──────── Supplied data
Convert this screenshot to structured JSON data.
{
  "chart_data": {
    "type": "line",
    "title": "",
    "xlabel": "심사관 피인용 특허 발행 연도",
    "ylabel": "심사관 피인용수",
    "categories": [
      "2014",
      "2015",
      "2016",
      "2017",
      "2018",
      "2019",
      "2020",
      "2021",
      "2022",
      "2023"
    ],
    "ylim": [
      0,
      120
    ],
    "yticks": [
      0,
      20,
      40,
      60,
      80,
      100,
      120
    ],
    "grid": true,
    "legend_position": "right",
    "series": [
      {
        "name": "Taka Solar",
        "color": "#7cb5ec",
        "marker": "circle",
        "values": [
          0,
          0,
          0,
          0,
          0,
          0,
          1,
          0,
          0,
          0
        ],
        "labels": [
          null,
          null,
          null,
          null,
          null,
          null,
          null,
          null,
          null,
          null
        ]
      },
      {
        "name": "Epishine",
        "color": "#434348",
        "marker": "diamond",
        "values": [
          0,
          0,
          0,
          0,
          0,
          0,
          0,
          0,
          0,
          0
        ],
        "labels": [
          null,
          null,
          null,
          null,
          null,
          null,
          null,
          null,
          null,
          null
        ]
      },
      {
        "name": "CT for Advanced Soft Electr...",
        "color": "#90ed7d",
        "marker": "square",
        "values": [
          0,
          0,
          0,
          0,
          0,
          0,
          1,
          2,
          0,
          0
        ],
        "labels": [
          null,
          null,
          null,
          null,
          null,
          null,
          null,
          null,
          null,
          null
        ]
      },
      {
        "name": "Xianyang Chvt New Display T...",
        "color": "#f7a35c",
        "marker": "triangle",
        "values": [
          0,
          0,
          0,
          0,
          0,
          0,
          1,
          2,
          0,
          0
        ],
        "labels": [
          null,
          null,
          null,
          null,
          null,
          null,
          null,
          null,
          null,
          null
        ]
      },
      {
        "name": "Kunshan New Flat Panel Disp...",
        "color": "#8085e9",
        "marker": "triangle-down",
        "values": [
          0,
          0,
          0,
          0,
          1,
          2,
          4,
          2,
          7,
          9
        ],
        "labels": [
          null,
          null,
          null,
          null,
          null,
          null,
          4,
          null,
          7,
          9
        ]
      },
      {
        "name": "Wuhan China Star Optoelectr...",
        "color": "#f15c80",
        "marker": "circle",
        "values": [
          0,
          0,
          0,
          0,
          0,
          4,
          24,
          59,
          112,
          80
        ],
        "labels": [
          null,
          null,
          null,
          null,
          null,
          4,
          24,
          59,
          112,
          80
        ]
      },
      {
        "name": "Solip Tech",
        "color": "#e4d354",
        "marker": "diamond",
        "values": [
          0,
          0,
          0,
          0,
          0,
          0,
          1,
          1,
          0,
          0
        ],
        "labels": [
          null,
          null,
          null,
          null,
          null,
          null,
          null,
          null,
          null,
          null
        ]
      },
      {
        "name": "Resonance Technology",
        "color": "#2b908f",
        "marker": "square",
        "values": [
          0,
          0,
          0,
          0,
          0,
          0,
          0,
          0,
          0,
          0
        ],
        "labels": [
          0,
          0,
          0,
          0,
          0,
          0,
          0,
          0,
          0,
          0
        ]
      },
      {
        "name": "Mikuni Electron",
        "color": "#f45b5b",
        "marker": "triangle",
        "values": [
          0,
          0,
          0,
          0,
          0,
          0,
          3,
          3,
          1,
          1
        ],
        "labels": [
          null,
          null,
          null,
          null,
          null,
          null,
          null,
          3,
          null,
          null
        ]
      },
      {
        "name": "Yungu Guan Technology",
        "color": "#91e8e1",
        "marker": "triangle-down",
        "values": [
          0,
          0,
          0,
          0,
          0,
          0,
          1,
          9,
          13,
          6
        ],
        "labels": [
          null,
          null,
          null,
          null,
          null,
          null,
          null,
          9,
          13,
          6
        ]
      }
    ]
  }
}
────────────────
**Set exercise**. Each line of the listing should be echoed back exactly.

**Full solution**.
Convert this screenshot to structured JSON data.
{
  "chart_data": {
    "type": "line",
    "title": "",
    "xlabel": "심사관 피인용 특허 발행 연도",
    "ylabel": "심사관 피인용수",
    "categories": [
      "2014",
      "2015",
      "2016",
      "2017",
      "2018",
      "2019",
      "2020",
      "2021",
      "2022",
      "2023"
    ],
    "ylim": [
      0,
      120
    ],
    "yticks": [
      0,
      20,
      40,
      60,
      80,
      100,
      120
    ],
    "grid": true,
    "legend_position": "right",
    "series": [
      {
        "name": "Taka Solar",
        "color": "#7cb5ec",
        "marker": "circle",
        "values": [
          0,
          0,
          0,
          0,
          0,
          0,
          1,
          0,
          0,
          0
        ],
        "labels": [
          null,
          null,
          null,
          null,
          null,
          null,
          null,
          null,
          null,
          null
        ]
      },
      {
        "name": "Epishine",
        "color": "#434348",
        "marker": "diamond",
        "values": [
          0,
          0,
          0,
          0,
          0,
          0,
          0,
          0,
          0,
          0
        ],
        "labels": [
          null,
          null,
          null,
          null,
          null,
          null,
          null,
          null,
          null,
          null
        ]
      },
      {
        "name": "CT for Advanced Soft Electr...",
        "color": "#90ed7d",
        "marker": "square",
        "values": [
          0,
          0,
          0,
          0,
          0,
          0,
          1,
          2,
          0,
          0
        ],
        "labels": [
          null,
          null,
          null,
          null,
          null,
          null,
          null,
          null,
          null,
          null
        ]
      },
      {
        "name": "Xianyang Chvt New Display T...",
        "color": "#f7a35c",
        "marker": "triangle",
        "values": [
          0,
          0,
          0,
          0,
          0,
          0,
          1,
          2,
          0,
          0
        ],
        "labels": [
          null,
          null,
          null,
          null,
          null,
          null,
          null,
          null,
          null,
          null
        ]
      },
      {
        "name": "Kunshan New Flat Panel Disp...",
        "color": "#8085e9",
        "marker": "triangle-down",
        "values": [
          0,
          0,
          0,
          0,
          1,
          2,
          4,
          2,
          7,
          9
        ],
        "labels": [
          null,
          null,
          null,
          null,
          null,
          null,
          4,
          null,
          7,
          9
        ]
      },
      {
        "name": "Wuhan China Star Optoelectr...",
        "color": "#f15c80",
        "marker": "circle",
        "values": [
          0,
          0,
          0,
          0,
          0,
          4,
          24,
          59,
          112,
          80
        ],
        "labels": [
          null,
          null,
          null,
          null,
          null,
          4,
          24,
          59,
          112,
          80
        ]
      },
      {
        "name": "Solip Tech",
        "color": "#e4d354",
        "marker": "diamond",
        "values": [
          0,
          0,
          0,
          0,
          0,
          0,
          1,
          1,
          0,
          0
        ],
        "labels": [
          null,
          null,
          null,
          null,
          null,
          null,
          null,
          null,
          null,
          null
        ]
      },
      {
        "name": "Resonance Technology",
        "color": "#2b908f",
        "marker": "square",
        "values": [
          0,
          0,
          0,
          0,
          0,
          0,
          0,
          0,
          0,
          0
        ],
        "labels": [
          0,
          0,
          0,
          0,
          0,
          0,
          0,
          0,
          0,
          0
        ]
      },
      {
        "name": "Mikuni Electron",
        "color": "#f45b5b",
        "marker": "triangle",
        "values": [
          0,
          0,
          0,
          0,
          0,
          0,
          3,
          3,
          1,
          1
        ],
        "labels": [
          null,
          null,
          null,
          null,
          null,
          null,
          null,
          3,
          null,
          null
        ]
      },
      {
        "name": "Yungu Guan Technology",
        "color": "#91e8e1",
        "marker": "triangle-down",
        "values": [
          0,
          0,
          0,
          0,
          0,
          0,
          1,
          9,
          13,
          6
        ],
        "labels": [
          null,
          null,
          null,
          null,
          null,
          null,
          null,
          9,
          13,
          6
        ]
      }
    ]
  }
}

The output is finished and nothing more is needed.